Carry none of the pictures over; set down the material below exactly.

Source records
★ ★ ★

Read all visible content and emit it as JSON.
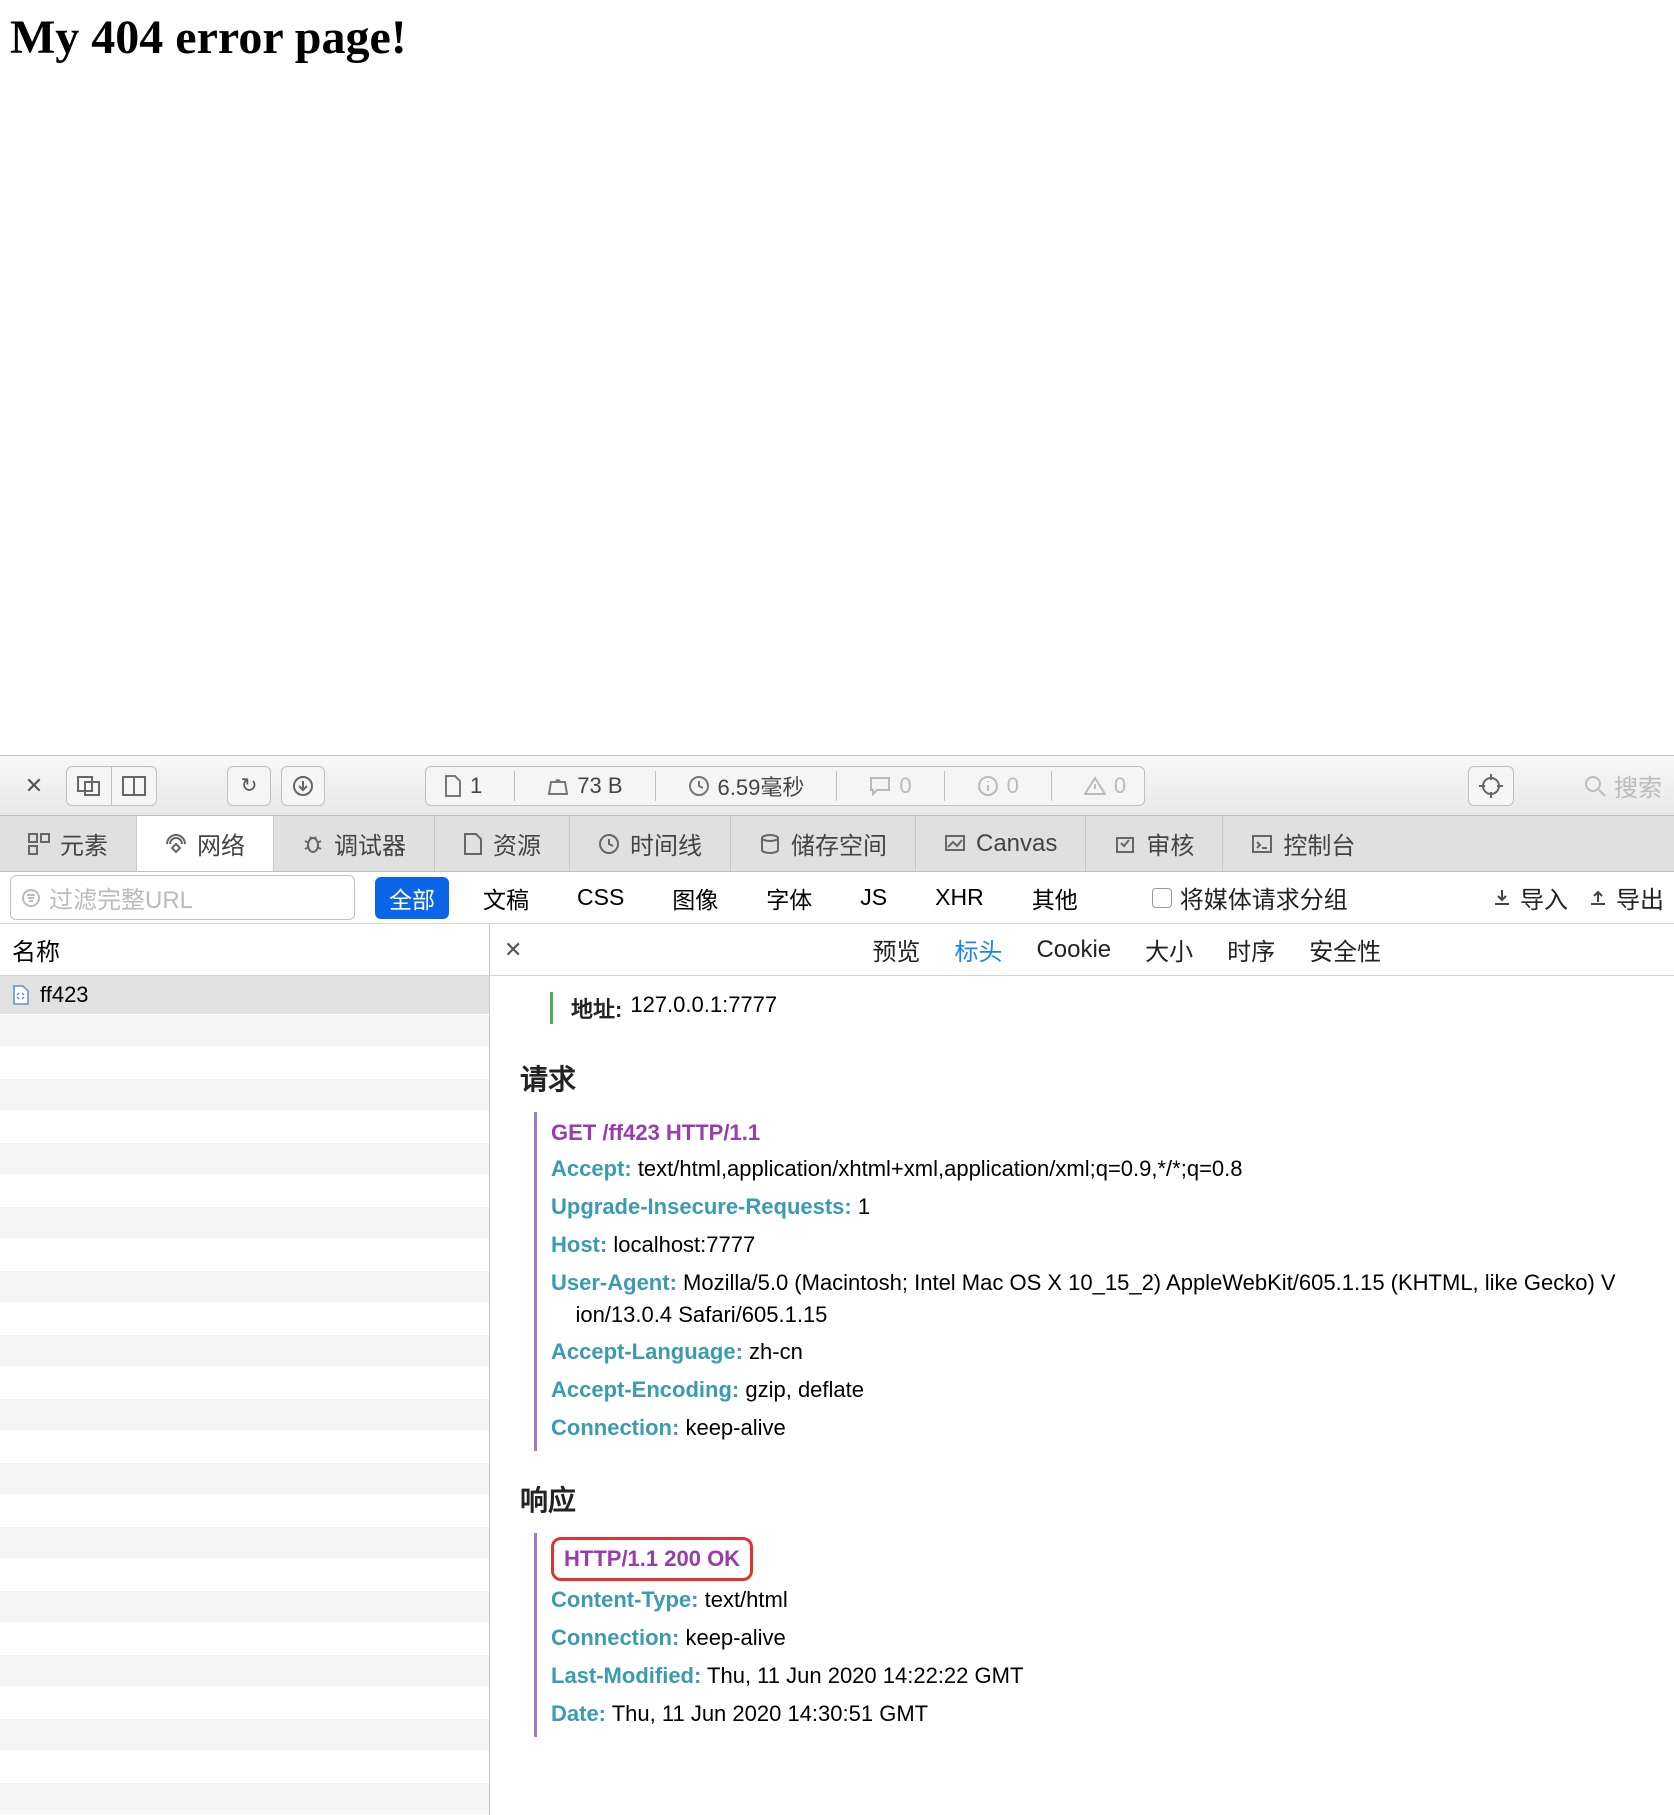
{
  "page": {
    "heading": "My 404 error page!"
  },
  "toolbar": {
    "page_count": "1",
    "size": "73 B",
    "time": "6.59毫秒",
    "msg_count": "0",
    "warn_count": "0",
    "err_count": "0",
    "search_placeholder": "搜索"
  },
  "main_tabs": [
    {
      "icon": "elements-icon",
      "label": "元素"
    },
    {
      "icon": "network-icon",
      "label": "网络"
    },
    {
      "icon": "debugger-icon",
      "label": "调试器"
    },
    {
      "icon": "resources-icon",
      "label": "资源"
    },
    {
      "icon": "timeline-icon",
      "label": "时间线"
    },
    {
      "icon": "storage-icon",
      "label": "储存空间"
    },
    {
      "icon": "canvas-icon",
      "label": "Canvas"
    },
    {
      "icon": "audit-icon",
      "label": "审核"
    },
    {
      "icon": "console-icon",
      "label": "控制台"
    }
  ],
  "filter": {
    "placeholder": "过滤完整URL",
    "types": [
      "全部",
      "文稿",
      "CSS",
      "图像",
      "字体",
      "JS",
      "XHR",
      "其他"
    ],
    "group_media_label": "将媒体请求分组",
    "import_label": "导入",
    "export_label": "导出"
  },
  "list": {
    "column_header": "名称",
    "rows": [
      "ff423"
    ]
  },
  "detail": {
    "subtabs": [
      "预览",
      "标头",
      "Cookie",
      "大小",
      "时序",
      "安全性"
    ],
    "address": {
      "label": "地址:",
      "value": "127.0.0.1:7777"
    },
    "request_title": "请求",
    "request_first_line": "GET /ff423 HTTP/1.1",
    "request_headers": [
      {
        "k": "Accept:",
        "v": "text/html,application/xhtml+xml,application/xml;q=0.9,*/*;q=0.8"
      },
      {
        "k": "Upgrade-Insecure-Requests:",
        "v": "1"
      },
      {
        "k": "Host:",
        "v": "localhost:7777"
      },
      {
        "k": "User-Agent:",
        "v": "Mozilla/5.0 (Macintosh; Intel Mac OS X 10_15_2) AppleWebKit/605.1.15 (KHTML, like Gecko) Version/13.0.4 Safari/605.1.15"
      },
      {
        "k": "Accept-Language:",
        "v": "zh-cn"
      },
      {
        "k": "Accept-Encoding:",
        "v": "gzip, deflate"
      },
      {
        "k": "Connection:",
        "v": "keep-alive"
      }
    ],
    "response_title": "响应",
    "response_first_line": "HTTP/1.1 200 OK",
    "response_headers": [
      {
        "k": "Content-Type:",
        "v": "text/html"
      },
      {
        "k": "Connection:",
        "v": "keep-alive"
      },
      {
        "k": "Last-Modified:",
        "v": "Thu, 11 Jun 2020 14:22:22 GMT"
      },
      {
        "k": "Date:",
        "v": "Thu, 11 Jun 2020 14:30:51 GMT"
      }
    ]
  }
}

★ ★ ★

**WRITTEN REPLY**.
Read all visible content and emit it as JSON.
{
  "page": {
    "heading": "My 404 error page!"
  },
  "toolbar": {
    "page_count": "1",
    "size": "73 B",
    "time": "6.59毫秒",
    "msg_count": "0",
    "warn_count": "0",
    "err_count": "0",
    "search_placeholder": "搜索"
  },
  "main_tabs": [
    {
      "icon": "elements-icon",
      "label": "元素"
    },
    {
      "icon": "network-icon",
      "label": "网络"
    },
    {
      "icon": "debugger-icon",
      "label": "调试器"
    },
    {
      "icon": "resources-icon",
      "label": "资源"
    },
    {
      "icon": "timeline-icon",
      "label": "时间线"
    },
    {
      "icon": "storage-icon",
      "label": "储存空间"
    },
    {
      "icon": "canvas-icon",
      "label": "Canvas"
    },
    {
      "icon": "audit-icon",
      "label": "审核"
    },
    {
      "icon": "console-icon",
      "label": "控制台"
    }
  ],
  "filter": {
    "placeholder": "过滤完整URL",
    "types": [
      "全部",
      "文稿",
      "CSS",
      "图像",
      "字体",
      "JS",
      "XHR",
      "其他"
    ],
    "group_media_label": "将媒体请求分组",
    "import_label": "导入",
    "export_label": "导出"
  },
  "list": {
    "column_header": "名称",
    "rows": [
      "ff423"
    ]
  },
  "detail": {
    "subtabs": [
      "预览",
      "标头",
      "Cookie",
      "大小",
      "时序",
      "安全性"
    ],
    "address": {
      "label": "地址:",
      "value": "127.0.0.1:7777"
    },
    "request_title": "请求",
    "request_first_line": "GET /ff423 HTTP/1.1",
    "request_headers": [
      {
        "k": "Accept:",
        "v": "text/html,application/xhtml+xml,application/xml;q=0.9,*/*;q=0.8"
      },
      {
        "k": "Upgrade-Insecure-Requests:",
        "v": "1"
      },
      {
        "k": "Host:",
        "v": "localhost:7777"
      },
      {
        "k": "User-Agent:",
        "v": "Mozilla/5.0 (Macintosh; Intel Mac OS X 10_15_2) AppleWebKit/605.1.15 (KHTML, like Gecko) Version/13.0.4 Safari/605.1.15"
      },
      {
        "k": "Accept-Language:",
        "v": "zh-cn"
      },
      {
        "k": "Accept-Encoding:",
        "v": "gzip, deflate"
      },
      {
        "k": "Connection:",
        "v": "keep-alive"
      }
    ],
    "response_title": "响应",
    "response_first_line": "HTTP/1.1 200 OK",
    "response_headers": [
      {
        "k": "Content-Type:",
        "v": "text/html"
      },
      {
        "k": "Connection:",
        "v": "keep-alive"
      },
      {
        "k": "Last-Modified:",
        "v": "Thu, 11 Jun 2020 14:22:22 GMT"
      },
      {
        "k": "Date:",
        "v": "Thu, 11 Jun 2020 14:30:51 GMT"
      }
    ]
  }
}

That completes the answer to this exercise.